* YOUR OBJECTIVE *
Please copy the items from the first line through the line that has "206, 676, 356]", swapping "maximize-button" for "restore-button" and changing nothing else.

* DATA ENTRIES *
┌──
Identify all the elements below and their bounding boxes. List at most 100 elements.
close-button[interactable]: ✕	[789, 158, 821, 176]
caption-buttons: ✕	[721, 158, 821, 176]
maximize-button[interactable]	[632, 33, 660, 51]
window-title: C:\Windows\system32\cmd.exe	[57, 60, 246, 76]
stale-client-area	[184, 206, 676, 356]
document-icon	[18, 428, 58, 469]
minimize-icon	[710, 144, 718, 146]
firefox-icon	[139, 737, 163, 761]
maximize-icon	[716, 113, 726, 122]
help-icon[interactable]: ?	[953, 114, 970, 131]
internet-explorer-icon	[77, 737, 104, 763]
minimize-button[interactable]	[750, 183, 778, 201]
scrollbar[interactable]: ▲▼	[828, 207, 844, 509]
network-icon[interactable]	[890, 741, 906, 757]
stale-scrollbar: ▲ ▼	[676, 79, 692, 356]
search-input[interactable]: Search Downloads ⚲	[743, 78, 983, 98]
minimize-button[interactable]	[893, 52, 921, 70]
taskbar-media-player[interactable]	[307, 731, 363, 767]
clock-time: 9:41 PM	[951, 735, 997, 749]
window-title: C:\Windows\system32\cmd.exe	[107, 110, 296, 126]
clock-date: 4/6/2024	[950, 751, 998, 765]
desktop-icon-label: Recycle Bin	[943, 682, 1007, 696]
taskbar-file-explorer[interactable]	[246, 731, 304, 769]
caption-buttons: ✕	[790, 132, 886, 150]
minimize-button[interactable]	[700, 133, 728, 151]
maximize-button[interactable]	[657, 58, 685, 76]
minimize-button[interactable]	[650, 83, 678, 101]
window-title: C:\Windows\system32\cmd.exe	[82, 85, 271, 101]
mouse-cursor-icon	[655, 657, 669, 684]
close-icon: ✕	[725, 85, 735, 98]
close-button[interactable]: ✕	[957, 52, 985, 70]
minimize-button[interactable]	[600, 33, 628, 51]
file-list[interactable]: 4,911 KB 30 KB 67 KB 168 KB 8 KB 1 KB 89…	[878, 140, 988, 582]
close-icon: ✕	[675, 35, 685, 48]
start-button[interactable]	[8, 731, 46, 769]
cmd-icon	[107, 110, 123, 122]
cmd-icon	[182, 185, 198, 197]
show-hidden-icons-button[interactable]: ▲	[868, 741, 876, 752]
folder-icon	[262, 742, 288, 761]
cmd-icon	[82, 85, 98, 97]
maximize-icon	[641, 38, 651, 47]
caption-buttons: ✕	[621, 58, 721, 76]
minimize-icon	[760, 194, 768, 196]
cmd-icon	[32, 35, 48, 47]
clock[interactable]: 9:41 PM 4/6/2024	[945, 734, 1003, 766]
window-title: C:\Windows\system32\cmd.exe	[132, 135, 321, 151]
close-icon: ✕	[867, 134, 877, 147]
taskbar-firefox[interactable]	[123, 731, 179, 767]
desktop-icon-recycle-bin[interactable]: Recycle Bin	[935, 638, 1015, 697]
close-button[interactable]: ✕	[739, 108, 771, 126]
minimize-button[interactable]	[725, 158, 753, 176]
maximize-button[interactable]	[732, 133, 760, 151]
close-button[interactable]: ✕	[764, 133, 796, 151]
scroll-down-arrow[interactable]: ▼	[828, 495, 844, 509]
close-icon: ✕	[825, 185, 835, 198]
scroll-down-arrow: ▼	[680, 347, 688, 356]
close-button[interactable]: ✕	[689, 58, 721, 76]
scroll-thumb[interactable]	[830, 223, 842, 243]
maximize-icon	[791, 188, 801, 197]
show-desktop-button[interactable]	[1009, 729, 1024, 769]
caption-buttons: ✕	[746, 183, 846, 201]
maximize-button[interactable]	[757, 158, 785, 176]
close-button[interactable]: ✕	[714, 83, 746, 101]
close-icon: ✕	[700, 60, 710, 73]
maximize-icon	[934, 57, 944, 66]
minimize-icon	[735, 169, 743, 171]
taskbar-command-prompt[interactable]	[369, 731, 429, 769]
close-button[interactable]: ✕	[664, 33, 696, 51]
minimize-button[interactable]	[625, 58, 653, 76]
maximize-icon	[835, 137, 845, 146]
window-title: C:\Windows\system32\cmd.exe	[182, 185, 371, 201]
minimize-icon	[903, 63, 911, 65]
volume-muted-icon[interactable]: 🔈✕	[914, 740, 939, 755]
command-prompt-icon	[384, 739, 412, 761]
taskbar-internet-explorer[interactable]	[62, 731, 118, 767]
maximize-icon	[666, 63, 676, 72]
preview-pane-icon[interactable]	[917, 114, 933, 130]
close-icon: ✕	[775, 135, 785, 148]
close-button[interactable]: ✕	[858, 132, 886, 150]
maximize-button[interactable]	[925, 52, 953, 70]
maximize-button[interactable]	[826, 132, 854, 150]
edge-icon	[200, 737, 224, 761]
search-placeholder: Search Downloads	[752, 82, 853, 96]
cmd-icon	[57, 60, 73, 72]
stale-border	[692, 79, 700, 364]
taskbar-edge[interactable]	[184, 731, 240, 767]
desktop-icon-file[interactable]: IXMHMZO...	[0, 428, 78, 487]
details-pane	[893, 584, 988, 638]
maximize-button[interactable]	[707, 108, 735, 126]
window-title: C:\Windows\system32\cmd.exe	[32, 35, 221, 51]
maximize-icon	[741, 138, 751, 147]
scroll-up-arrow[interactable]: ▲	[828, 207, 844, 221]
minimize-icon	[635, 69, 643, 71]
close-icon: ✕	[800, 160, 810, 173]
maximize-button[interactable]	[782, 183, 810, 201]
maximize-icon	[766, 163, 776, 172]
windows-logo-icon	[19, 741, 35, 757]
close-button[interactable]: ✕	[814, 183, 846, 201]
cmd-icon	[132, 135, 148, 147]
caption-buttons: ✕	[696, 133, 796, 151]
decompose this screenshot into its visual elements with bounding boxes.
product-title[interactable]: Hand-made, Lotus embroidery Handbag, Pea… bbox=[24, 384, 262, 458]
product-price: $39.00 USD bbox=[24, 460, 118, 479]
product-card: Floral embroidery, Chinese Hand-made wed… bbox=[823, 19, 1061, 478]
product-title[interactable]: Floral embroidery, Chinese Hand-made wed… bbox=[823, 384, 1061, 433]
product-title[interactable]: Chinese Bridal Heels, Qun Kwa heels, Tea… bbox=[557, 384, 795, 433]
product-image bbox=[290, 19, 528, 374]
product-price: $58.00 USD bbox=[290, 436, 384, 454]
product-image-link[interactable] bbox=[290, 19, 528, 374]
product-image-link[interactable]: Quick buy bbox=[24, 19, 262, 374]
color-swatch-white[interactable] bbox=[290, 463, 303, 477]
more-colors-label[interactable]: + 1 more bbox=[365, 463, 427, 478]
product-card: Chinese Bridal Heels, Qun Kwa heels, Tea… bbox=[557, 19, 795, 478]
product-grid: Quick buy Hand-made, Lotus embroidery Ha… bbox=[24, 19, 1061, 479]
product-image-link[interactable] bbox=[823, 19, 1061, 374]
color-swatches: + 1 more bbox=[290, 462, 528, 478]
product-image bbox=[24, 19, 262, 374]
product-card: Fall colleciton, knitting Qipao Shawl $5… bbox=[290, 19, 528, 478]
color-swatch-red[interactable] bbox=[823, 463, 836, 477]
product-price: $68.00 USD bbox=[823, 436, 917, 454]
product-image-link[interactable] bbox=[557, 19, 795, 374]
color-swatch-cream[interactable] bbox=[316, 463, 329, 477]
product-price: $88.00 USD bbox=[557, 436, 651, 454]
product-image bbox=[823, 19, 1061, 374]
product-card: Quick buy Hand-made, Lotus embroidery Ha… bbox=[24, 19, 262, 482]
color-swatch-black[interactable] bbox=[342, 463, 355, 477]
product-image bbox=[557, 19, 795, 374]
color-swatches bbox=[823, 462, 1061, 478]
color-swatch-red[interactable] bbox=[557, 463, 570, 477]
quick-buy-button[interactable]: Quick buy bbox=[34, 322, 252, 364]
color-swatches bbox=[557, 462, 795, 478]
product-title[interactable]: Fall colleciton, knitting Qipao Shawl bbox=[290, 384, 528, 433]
└──
* RESULT OF THE EXERCISE *
Identify all the elements below and their bounding boxes. List at most 100 elements.
close-button[interactable]: ✕	[789, 158, 821, 176]
caption-buttons: ✕	[721, 158, 821, 176]
restore-button[interactable]	[632, 33, 660, 51]
window-title: C:\Windows\system32\cmd.exe	[57, 60, 246, 76]
stale-client-area	[184, 206, 676, 356]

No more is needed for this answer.